• _TASK OBJECTIVE_
In the material below, the lines containing the word "path" are required; copy each of them.

• _RECORD SET_

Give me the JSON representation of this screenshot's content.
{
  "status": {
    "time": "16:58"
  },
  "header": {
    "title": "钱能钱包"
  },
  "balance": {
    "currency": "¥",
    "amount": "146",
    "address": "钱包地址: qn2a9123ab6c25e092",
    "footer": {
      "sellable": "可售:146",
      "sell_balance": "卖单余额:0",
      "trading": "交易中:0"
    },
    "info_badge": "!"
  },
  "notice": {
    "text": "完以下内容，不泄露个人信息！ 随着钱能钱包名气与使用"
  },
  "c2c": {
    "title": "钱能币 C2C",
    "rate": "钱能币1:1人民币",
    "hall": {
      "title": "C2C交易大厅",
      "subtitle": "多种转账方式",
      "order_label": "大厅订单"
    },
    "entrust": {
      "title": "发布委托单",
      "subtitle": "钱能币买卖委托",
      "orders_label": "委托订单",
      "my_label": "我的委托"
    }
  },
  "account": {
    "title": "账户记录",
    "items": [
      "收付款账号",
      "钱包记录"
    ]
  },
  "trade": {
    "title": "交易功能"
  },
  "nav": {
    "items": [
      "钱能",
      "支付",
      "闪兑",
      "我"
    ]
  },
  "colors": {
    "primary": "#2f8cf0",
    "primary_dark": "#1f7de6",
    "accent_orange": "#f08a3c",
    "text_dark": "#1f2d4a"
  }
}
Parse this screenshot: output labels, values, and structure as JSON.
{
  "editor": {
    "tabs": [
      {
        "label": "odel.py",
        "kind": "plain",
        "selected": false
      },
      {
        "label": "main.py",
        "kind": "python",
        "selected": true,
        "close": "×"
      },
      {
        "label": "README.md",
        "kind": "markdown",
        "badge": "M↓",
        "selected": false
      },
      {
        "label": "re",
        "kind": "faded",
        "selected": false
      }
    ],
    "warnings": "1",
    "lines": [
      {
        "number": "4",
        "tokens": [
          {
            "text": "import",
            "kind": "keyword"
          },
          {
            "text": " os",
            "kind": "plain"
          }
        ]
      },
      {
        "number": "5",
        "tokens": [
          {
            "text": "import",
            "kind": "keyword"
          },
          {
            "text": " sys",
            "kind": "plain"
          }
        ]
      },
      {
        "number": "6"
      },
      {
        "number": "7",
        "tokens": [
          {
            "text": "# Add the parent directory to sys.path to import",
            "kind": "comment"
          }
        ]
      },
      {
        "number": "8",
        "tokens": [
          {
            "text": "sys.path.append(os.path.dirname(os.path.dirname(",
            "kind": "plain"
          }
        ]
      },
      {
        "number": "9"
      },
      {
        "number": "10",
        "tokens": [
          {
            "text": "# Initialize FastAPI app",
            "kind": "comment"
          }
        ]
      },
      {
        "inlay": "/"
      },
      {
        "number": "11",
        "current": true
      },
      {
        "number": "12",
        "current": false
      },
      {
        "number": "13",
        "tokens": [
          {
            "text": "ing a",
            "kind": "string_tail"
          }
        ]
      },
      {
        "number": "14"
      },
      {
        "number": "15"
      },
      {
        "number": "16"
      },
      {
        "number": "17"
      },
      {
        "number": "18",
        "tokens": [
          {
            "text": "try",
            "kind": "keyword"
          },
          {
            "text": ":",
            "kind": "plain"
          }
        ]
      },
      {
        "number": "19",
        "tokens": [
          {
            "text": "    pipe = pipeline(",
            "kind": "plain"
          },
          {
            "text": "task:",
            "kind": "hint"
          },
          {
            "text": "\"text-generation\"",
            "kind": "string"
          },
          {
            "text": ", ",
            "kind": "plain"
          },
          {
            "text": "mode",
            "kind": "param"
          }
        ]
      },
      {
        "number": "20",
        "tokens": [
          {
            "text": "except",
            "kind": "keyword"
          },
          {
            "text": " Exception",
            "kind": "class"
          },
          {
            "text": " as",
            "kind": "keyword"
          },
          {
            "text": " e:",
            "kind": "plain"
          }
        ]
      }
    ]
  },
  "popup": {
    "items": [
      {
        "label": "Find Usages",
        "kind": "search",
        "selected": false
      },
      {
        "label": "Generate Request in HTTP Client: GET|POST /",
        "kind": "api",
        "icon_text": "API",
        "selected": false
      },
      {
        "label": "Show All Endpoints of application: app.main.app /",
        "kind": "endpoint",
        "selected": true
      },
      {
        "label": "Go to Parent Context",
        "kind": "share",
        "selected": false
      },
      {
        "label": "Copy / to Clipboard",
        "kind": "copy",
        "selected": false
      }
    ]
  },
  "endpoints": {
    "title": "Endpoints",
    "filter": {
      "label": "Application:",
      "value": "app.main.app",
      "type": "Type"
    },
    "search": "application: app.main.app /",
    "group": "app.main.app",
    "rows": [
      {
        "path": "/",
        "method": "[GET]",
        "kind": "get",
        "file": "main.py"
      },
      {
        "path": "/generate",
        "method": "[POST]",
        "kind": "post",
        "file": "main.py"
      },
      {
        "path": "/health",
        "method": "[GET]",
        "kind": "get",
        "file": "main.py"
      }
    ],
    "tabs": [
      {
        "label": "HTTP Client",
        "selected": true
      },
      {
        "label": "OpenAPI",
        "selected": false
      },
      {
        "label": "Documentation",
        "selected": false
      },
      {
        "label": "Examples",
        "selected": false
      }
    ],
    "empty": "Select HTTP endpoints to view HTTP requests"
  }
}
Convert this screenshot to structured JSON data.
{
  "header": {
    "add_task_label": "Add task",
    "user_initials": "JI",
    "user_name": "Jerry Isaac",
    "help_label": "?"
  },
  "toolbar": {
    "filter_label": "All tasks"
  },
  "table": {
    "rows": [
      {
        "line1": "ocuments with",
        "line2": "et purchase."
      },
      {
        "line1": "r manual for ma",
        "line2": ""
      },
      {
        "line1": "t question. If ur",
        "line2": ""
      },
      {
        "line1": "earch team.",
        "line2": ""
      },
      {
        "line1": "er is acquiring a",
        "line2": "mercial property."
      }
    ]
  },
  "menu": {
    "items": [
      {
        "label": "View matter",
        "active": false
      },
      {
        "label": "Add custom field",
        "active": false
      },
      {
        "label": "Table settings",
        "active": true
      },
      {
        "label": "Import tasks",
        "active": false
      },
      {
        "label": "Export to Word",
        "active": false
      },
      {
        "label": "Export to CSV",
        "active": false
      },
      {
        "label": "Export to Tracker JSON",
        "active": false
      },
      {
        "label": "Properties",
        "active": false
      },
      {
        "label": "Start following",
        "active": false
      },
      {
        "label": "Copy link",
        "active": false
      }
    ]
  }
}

• _WORKED ANSWER_
            "text": "# Add the parent directory to sys.path to import",
            "text": "sys.path.append(os.path.dirname(os.path.dirname(",
        "path": "/",
        "path": "/generate",
        "path": "/health",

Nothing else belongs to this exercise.